• _What to do_
1: In the forum thread on CTC loss in Keras, what dimension order does TensorFlow's ctc_loss expect for its input?
2: Pick up the forum thread on CTC loss in Keras after its last sentence and continue it.

>> start Passage given

Reputation: 1538
I'm trying to use CTC for speech recognition using keras and have tried the CTC example here. In that example, the input to the CTC Lambda
layer is the output of the softmax layer (y_pred
). The Lambda
layer calls ctc_batch_cost
that internally calls Tensorflow's ctc_loss
, but the Tensorflow ctc_loss
documentation say that the ctc_loss
function performs the softmax internally so you don't need to softmax your input first. I think the correct usage is to pass inner
to the Lambda
layer so you only apply softmax once in ctc_loss
function internally. I have tried the example and it works. Should I follow the example or the Tensorflow documentation?
Upvotes: 10
Views: 5731
Reputation: 723
The loss used in the code you posted is different from the one you linked. The loss used in the code is found here
The keras code peforms some pre-processing before calling the ctc_loss
that makes it suitable for the format required. On top of requiring the input to be not softmax-ed, tensorflow's ctc_loss
also expects the dims to be NUM_TIME, BATCHSIZE, FEATURES
. Keras's ctc_batch_cost
does both of these things in this line.

>> end Passage given
>> start Extracted entries

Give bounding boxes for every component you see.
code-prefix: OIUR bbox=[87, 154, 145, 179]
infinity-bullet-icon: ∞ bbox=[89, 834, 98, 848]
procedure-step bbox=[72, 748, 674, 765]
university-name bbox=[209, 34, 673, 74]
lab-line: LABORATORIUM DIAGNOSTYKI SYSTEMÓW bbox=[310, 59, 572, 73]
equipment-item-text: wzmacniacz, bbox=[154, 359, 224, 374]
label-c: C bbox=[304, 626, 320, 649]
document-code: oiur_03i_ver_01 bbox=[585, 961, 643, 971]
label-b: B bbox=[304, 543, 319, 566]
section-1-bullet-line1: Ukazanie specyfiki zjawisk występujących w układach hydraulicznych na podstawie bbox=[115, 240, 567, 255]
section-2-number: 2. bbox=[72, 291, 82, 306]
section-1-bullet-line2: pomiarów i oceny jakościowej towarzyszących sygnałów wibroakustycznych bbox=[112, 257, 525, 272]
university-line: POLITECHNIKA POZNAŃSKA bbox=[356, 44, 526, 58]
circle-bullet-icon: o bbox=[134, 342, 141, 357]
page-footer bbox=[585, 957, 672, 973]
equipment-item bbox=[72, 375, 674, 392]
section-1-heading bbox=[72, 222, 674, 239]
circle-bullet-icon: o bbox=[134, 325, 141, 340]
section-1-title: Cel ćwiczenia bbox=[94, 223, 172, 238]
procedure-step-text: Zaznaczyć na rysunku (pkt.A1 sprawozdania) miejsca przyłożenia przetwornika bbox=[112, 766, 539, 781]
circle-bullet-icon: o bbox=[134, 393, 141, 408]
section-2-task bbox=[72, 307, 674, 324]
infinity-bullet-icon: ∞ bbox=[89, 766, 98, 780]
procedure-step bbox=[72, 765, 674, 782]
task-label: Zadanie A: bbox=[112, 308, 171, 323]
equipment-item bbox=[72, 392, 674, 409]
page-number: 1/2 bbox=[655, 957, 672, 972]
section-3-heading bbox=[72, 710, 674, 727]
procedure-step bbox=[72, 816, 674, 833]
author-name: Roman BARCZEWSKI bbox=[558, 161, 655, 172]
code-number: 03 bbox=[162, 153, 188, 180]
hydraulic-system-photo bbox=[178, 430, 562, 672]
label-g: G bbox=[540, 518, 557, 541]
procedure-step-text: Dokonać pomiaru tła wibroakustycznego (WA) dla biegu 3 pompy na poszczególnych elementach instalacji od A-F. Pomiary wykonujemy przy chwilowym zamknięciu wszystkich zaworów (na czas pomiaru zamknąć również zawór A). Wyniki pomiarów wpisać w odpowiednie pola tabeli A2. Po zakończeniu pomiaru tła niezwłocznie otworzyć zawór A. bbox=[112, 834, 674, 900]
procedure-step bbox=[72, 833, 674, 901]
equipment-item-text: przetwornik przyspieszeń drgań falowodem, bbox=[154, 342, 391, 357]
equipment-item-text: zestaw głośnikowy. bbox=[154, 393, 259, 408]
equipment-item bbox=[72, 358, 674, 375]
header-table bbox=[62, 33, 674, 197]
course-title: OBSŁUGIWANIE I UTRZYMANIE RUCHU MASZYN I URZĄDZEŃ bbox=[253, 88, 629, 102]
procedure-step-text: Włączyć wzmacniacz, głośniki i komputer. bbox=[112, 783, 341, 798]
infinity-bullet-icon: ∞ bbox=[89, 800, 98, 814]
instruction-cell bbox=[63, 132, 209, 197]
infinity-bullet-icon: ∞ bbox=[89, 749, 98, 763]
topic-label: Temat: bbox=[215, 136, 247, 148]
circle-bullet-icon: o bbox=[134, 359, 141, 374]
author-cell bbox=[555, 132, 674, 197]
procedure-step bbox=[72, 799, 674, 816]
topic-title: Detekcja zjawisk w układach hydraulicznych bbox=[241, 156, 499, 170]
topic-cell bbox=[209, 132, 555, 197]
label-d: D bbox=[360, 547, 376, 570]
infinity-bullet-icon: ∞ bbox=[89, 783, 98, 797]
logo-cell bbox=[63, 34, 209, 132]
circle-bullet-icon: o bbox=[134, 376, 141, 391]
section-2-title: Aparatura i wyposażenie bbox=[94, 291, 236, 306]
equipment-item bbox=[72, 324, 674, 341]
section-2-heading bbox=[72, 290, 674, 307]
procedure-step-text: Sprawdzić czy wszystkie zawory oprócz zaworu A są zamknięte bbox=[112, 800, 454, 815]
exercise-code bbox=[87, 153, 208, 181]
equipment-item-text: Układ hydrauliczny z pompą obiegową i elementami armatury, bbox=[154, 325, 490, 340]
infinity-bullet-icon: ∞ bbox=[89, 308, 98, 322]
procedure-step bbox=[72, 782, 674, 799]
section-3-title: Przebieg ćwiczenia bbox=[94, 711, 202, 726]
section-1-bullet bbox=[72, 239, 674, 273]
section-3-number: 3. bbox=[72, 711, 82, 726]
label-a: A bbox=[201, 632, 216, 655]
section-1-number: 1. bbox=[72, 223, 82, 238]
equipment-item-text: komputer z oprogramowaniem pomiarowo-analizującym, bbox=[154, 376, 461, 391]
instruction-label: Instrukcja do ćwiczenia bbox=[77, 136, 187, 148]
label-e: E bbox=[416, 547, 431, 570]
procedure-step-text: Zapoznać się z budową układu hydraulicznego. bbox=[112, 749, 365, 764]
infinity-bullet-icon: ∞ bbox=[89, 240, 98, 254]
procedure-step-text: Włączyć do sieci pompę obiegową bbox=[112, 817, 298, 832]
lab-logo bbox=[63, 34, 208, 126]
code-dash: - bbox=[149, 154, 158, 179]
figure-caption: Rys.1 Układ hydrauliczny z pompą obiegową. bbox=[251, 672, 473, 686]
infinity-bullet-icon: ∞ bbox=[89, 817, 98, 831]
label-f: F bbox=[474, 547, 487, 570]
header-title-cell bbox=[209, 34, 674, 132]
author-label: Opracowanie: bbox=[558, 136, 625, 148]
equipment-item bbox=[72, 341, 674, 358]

>> end Extracted entries

• _Solved tasks_
1: NUM_TIME, BATCHSIZE, FEATURES

2:
It does log() which gets rid of the softmax scaling and it also shuffles the dims so that its in the right shape. When I say gets rid of softmax scaling, it obviously does not restore the original tensor, but rather softmax(log(softmax(x))) = softmax(x)
. See below:
def softmax(x):
"""Compute softmax values for each sets of scores in x."""
e_x = np.exp(x - np.max(x))
return e_x / e_x.sum()
x = [1,2,3]
y = softmax(x)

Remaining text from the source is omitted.